# Stored items
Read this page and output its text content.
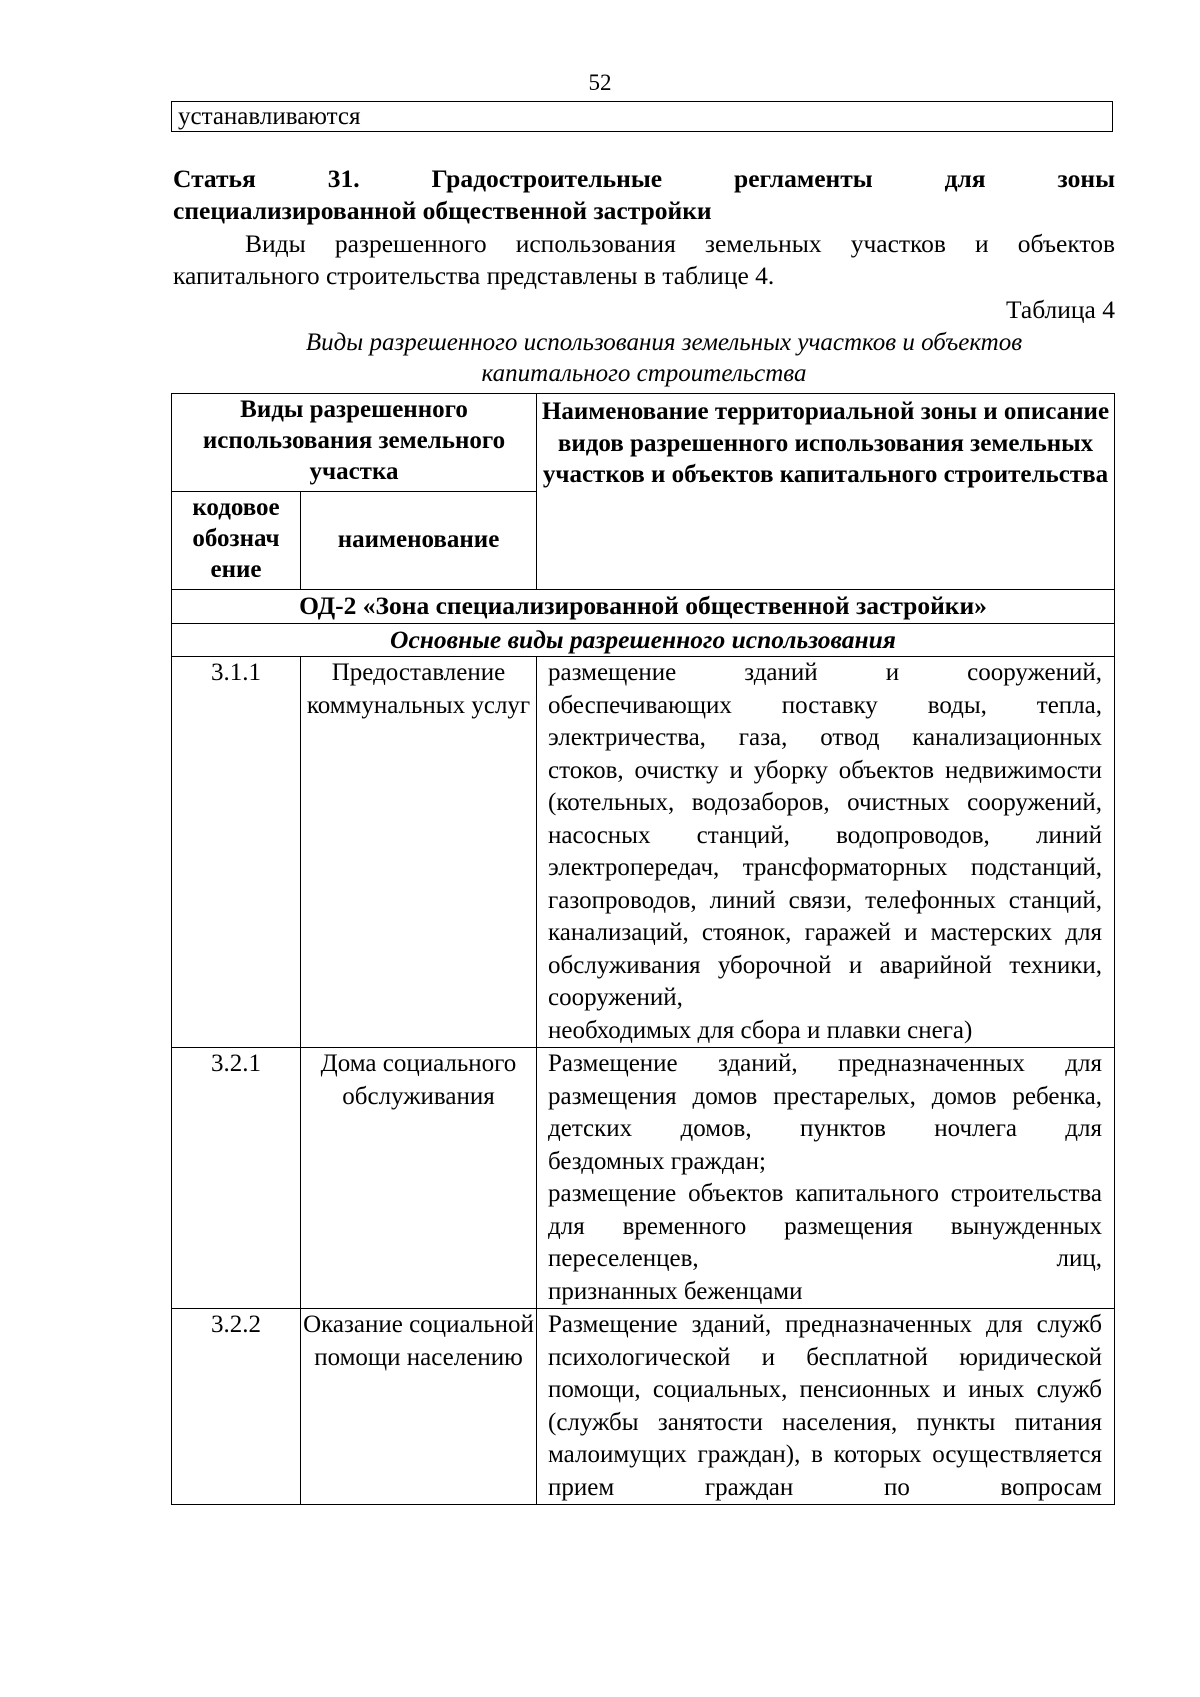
52
устанавливаются
Статья	31.	Градостроительные	регламенты	для	зоны
специализированной общественной застройки
Виды разрешенного использования земельных участков и объектов капитального строительства представлены в таблице 4.
Таблица 4
Виды разрешенного использования земельных участков и объектов
капитального строительства
Виды разрешенного использования земельного участка		Наименование территориальной зоны и описание видов разрешенного использования земельных участков и объектов капитального строительства
кодовое обознач ение	наименование	
ОД-2 «Зона специализированной общественной застройки»		
Основные виды разрешенного использования		
3.1.1	Предоставление коммунальных услуг	размещение зданий и сооружений, обеспечивающих поставку воды, тепла, электричества, газа, отвод канализационных стоков, очистку и уборку объектов недвижимости (котельных, водозаборов, очистных сооружений, насосных станций, водопроводов, линий электропередач, трансформаторных подстанций, газопроводов, линий связи, телефонных станций, канализаций, стоянок, гаражей и мастерских для обслуживания уборочной и аварийной техники, сооружений,
необходимых для сбора и плавки снега)

3.2.1	Дома социального обслуживания	Размещение зданий, предназначенных для размещения домов престарелых, домов ребенка, детских домов, пунктов ночлега для
бездомных граждан;
размещение объектов капитального строительства для временного размещения вынужденных переселенцев, лиц,
признанных беженцами

3.2.2	Оказание социальной помощи населению	Размещение зданий, предназначенных для служб психологической и бесплатной юридической помощи, социальных, пенсионных и иных служб (службы занятости населения, пункты питания малоимущих граждан), в которых осуществляется прием граждан по вопросам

# Exercise description
Filter the records, keeping only lines that contain "застройки", and show those lines.

# Solution for this problem
специализированной общественной застройки
ОД-2 «Зона специализированной общественной застройки»		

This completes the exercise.